##### RECORDS SUPPLIED #####

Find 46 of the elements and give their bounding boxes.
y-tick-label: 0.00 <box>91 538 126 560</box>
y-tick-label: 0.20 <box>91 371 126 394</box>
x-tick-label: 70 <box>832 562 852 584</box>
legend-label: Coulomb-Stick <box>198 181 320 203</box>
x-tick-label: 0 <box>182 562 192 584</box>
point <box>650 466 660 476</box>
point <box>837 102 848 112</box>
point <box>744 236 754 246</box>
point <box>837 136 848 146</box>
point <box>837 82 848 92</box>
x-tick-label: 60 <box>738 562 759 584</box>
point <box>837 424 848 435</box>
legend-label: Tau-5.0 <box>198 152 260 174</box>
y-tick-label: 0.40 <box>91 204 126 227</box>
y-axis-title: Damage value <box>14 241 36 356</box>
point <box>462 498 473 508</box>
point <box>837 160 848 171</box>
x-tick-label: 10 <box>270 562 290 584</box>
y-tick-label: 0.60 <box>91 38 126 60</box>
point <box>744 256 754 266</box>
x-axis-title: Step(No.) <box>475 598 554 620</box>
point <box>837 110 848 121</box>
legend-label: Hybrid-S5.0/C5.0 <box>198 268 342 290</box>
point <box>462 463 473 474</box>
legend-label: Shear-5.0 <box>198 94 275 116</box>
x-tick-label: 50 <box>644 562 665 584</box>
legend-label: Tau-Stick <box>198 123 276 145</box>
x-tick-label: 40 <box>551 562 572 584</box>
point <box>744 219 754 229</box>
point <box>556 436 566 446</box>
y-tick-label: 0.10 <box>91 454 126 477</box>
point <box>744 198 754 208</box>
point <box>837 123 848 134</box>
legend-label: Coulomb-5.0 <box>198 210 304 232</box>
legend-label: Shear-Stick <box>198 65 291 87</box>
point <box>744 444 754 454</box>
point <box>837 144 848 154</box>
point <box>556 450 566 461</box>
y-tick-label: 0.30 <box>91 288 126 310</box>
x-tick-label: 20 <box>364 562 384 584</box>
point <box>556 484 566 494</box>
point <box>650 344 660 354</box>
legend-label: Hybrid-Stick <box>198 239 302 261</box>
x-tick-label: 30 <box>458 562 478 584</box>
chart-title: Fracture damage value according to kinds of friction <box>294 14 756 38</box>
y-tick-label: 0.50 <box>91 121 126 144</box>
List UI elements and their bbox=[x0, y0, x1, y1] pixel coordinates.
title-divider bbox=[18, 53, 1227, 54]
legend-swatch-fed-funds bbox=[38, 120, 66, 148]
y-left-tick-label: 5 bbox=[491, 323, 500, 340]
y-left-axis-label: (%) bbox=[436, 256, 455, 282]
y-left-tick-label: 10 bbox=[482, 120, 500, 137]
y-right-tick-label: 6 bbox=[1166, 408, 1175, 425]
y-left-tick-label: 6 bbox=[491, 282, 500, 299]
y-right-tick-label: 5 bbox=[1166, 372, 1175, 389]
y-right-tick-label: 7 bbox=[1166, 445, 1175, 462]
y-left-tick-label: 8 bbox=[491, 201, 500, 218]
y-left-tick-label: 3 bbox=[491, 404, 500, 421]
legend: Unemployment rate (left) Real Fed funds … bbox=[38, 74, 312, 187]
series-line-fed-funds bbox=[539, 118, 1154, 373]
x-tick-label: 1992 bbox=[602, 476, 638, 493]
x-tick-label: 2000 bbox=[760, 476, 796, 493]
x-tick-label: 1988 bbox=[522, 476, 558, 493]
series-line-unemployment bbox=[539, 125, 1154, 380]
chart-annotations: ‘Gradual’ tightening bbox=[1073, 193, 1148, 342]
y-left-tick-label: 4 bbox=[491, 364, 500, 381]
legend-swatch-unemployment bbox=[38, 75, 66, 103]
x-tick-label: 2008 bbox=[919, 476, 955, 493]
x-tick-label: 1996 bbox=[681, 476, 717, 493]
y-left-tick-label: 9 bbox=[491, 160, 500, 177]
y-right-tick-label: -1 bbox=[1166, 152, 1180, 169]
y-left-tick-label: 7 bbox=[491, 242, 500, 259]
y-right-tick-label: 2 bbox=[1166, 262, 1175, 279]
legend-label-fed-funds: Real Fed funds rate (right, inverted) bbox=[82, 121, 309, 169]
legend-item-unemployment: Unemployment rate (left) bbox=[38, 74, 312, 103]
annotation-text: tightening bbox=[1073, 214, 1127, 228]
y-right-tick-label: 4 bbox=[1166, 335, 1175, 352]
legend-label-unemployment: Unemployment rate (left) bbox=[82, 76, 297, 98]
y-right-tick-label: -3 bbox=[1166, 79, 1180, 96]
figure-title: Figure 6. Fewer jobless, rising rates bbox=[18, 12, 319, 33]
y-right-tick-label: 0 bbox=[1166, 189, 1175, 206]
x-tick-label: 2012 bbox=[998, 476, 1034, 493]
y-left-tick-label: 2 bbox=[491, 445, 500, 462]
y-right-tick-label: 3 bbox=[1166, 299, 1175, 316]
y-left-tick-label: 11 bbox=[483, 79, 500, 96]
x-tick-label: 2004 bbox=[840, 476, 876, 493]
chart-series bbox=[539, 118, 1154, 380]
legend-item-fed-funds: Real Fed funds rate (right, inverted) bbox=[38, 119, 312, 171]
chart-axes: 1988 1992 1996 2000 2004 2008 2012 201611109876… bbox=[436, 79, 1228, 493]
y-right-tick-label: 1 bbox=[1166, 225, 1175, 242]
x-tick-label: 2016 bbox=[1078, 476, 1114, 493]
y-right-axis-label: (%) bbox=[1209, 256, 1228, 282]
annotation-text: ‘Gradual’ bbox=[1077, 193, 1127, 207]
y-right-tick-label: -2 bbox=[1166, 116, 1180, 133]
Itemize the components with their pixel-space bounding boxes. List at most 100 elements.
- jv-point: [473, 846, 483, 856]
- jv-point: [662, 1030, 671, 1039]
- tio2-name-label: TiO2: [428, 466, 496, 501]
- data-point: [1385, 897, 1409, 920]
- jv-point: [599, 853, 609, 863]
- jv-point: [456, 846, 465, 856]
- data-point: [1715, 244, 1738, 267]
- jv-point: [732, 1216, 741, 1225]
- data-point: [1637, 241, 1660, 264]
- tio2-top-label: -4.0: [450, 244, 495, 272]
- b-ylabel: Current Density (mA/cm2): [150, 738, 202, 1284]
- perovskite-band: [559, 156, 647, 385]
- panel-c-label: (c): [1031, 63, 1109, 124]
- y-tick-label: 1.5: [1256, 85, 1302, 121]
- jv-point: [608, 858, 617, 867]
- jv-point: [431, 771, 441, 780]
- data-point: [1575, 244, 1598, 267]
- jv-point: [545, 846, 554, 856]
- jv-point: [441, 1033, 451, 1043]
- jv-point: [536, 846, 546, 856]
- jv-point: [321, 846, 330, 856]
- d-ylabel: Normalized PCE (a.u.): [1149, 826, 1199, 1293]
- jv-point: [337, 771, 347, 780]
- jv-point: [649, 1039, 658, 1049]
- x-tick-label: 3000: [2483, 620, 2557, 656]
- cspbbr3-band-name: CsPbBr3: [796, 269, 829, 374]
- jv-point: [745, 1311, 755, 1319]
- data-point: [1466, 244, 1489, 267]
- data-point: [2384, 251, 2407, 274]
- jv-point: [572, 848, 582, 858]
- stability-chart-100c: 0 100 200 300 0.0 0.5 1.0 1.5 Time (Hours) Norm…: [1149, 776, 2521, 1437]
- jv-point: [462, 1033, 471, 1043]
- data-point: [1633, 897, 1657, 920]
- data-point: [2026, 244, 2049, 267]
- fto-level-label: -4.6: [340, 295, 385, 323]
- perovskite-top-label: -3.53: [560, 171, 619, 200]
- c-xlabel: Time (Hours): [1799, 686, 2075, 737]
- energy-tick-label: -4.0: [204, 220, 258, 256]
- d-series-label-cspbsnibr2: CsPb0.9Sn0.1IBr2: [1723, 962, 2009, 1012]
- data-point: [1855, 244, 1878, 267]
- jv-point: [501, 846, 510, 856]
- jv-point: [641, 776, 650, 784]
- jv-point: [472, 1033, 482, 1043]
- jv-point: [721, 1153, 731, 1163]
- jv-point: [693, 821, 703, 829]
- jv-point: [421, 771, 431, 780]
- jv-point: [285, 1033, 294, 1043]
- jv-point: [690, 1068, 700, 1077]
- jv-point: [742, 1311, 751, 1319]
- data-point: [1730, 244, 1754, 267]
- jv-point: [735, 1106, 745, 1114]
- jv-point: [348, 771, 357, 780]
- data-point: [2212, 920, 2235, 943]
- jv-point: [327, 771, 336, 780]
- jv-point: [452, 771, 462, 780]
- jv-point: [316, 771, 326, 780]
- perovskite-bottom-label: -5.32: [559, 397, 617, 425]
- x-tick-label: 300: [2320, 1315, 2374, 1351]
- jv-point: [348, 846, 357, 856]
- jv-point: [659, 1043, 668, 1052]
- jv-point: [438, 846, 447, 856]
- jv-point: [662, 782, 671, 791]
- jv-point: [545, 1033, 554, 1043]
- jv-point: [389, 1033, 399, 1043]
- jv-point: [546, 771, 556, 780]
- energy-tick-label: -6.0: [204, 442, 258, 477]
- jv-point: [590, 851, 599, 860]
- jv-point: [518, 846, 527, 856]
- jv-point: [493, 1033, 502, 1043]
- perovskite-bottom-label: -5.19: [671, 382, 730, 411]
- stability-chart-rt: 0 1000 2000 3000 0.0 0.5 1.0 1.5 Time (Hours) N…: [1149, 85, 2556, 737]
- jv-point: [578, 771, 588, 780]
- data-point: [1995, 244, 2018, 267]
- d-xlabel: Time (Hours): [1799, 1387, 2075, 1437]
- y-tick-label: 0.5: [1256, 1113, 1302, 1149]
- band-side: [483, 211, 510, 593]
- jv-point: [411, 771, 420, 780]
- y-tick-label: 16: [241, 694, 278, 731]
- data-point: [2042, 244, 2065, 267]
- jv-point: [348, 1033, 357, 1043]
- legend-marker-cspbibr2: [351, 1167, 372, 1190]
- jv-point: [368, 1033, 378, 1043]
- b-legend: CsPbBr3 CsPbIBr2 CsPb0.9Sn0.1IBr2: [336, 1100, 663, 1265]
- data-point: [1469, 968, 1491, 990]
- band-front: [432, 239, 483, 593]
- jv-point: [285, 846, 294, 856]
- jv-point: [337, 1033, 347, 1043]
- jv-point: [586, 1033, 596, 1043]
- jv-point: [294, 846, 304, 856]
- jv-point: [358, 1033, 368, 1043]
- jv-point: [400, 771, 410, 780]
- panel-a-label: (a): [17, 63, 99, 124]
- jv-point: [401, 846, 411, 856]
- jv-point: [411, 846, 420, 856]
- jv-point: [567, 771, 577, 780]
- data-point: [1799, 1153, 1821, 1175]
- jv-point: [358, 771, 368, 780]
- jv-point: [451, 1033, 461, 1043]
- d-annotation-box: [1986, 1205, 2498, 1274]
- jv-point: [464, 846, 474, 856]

#####

* REQUEST
Rewrite the entries as a numbered list, starting with the first line and ending with the line that contains "y-tick-label: 0.40 <box>91 204 126 227</box>", both included. Omit any blank lines.

* WORKED ANSWER
1. Find 46 of the elements and give their bounding boxes.
2. y-tick-label: 0.00 <box>91 538 126 560</box>
3. y-tick-label: 0.20 <box>91 371 126 394</box>
4. x-tick-label: 70 <box>832 562 852 584</box>
5. legend-label: Coulomb-Stick <box>198 181 320 203</box>
6. x-tick-label: 0 <box>182 562 192 584</box>
7. point <box>650 466 660 476</box>
8. point <box>837 102 848 112</box>
9. point <box>744 236 754 246</box>
10. point <box>837 136 848 146</box>
11. point <box>837 82 848 92</box>
12. x-tick-label: 60 <box>738 562 759 584</box>
13. point <box>837 424 848 435</box>
14. legend-label: Tau-5.0 <box>198 152 260 174</box>
15. y-tick-label: 0.40 <box>91 204 126 227</box>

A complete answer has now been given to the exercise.